* [What is asked]:
Your task is to output the entries below word for word.

* [Records provided]:

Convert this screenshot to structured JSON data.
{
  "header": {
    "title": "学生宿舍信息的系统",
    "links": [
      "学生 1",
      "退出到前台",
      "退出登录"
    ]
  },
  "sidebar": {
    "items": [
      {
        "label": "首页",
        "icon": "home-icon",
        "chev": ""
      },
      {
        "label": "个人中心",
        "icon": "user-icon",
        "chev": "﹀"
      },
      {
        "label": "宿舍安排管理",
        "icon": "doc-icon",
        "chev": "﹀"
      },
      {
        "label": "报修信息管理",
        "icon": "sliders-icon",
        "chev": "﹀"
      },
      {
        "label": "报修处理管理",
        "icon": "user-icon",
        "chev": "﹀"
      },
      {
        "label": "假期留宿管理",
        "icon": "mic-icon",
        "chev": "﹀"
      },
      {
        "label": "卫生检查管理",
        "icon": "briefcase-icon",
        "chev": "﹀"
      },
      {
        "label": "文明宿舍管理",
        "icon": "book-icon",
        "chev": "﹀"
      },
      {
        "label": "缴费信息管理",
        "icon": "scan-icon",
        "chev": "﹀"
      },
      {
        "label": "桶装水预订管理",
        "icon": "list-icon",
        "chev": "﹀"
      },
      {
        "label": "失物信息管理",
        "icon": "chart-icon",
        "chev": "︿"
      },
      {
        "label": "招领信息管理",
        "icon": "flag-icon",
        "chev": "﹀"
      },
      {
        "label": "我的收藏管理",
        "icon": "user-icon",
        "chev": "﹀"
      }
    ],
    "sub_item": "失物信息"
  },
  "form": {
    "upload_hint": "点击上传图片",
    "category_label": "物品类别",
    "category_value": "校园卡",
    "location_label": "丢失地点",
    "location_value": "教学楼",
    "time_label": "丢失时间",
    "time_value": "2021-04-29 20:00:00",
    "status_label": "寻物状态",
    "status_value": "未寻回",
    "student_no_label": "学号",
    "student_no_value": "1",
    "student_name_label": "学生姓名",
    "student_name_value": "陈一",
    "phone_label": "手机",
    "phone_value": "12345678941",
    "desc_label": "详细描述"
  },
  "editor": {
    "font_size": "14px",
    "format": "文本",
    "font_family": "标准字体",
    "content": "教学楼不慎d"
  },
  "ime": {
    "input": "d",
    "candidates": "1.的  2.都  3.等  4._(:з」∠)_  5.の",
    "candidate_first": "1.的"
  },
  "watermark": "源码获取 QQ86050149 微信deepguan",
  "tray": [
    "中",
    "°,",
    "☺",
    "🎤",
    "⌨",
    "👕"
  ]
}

* [Expected output]:
Convert this screenshot to structured JSON data.
{
  "header": {
    "title": "学生宿舍信息的系统",
    "links": [
      "学生 1",
      "退出到前台",
      "退出登录"
    ]
  },
  "sidebar": {
    "items": [
      {
        "label": "首页",
        "icon": "home-icon",
        "chev": ""
      },
      {
        "label": "个人中心",
        "icon": "user-icon",
        "chev": "﹀"
      },
      {
        "label": "宿舍安排管理",
        "icon": "doc-icon",
        "chev": "﹀"
      },
      {
        "label": "报修信息管理",
        "icon": "sliders-icon",
        "chev": "﹀"
      },
      {
        "label": "报修处理管理",
        "icon": "user-icon",
        "chev": "﹀"
      },
      {
        "label": "假期留宿管理",
        "icon": "mic-icon",
        "chev": "﹀"
      },
      {
        "label": "卫生检查管理",
        "icon": "briefcase-icon",
        "chev": "﹀"
      },
      {
        "label": "文明宿舍管理",
        "icon": "book-icon",
        "chev": "﹀"
      },
      {
        "label": "缴费信息管理",
        "icon": "scan-icon",
        "chev": "﹀"
      },
      {
        "label": "桶装水预订管理",
        "icon": "list-icon",
        "chev": "﹀"
      },
      {
        "label": "失物信息管理",
        "icon": "chart-icon",
        "chev": "︿"
      },
      {
        "label": "招领信息管理",
        "icon": "flag-icon",
        "chev": "﹀"
      },
      {
        "label": "我的收藏管理",
        "icon": "user-icon",
        "chev": "﹀"
      }
    ],
    "sub_item": "失物信息"
  },
  "form": {
    "upload_hint": "点击上传图片",
    "category_label": "物品类别",
    "category_value": "校园卡",
    "location_label": "丢失地点",
    "location_value": "教学楼",
    "time_label": "丢失时间",
    "time_value": "2021-04-29 20:00:00",
    "status_label": "寻物状态",
    "status_value": "未寻回",
    "student_no_label": "学号",
    "student_no_value": "1",
    "student_name_label": "学生姓名",
    "student_name_value": "陈一",
    "phone_label": "手机",
    "phone_value": "12345678941",
    "desc_label": "详细描述"
  },
  "editor": {
    "font_size": "14px",
    "format": "文本",
    "font_family": "标准字体",
    "content": "教学楼不慎d"
  },
  "ime": {
    "input": "d",
    "candidates": "1.的  2.都  3.等  4._(:з」∠)_  5.の",
    "candidate_first": "1.的"
  },
  "watermark": "源码获取 QQ86050149 微信deepguan",
  "tray": [
    "中",
    "°,",
    "☺",
    "🎤",
    "⌨",
    "👕"
  ]
}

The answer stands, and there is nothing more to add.